-- Begin DATASET CONTENT --

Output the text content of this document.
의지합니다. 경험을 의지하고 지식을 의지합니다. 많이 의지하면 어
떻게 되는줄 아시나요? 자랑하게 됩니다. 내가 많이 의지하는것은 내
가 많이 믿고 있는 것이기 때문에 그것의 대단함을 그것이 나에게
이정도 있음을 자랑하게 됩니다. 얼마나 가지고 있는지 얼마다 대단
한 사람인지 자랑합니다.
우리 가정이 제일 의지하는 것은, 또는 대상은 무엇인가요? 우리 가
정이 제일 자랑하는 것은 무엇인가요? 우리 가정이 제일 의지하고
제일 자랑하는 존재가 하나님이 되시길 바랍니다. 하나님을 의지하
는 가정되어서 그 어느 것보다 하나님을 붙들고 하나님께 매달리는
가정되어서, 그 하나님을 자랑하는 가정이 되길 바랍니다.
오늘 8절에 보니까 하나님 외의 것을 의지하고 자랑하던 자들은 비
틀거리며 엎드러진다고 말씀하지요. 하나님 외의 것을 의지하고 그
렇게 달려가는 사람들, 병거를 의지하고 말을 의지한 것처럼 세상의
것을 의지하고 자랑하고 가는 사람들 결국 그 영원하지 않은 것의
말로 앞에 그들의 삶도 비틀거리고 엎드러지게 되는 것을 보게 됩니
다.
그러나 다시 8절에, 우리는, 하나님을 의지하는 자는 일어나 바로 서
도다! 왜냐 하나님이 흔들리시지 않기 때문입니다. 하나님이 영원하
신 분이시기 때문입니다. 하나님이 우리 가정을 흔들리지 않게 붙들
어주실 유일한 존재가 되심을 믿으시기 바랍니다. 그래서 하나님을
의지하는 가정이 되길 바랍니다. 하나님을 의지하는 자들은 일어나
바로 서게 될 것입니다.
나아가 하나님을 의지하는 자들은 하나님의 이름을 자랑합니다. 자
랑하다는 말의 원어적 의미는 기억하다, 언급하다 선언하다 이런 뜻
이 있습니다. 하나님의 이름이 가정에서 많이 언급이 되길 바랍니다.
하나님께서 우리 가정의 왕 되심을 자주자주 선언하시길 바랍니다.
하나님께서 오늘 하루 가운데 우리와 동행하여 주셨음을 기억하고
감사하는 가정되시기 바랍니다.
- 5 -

-- End DATASET CONTENT --

* **DIRECTION**: Where a line above contains the string "하나님의", copy that line.

* **ANSWER**:
나아가 하나님을 의지하는 자들은 하나님의 이름을 자랑합니다. 자
이 있습니다. 하나님의 이름이 가정에서 많이 언급이 되길 바랍니다.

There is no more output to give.